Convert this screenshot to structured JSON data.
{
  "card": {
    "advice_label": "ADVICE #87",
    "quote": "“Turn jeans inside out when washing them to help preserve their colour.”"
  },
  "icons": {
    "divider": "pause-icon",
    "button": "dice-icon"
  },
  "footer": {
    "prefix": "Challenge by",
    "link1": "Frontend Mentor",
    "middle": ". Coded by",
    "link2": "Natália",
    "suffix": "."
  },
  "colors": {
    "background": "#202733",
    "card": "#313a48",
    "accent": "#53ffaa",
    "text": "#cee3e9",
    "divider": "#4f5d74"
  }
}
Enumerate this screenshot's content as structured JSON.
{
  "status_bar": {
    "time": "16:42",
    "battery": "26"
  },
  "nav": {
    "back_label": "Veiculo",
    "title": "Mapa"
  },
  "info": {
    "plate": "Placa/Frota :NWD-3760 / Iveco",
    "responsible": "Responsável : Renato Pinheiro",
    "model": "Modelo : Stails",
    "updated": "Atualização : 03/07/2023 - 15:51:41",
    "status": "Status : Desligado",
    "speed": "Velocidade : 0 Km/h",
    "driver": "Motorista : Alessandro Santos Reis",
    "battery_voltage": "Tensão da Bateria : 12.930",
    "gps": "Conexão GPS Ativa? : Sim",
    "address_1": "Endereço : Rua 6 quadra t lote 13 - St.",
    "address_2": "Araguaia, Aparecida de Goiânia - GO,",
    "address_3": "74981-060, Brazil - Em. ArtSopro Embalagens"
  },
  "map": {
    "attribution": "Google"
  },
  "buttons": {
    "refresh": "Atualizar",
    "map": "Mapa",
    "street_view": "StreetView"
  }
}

== == ==

> Your objective: Pull every line containing the word "this" out of the entries above.

> Worked solution:
Convert this screenshot to structured JSON data.
Enumerate this screenshot's content as structured JSON.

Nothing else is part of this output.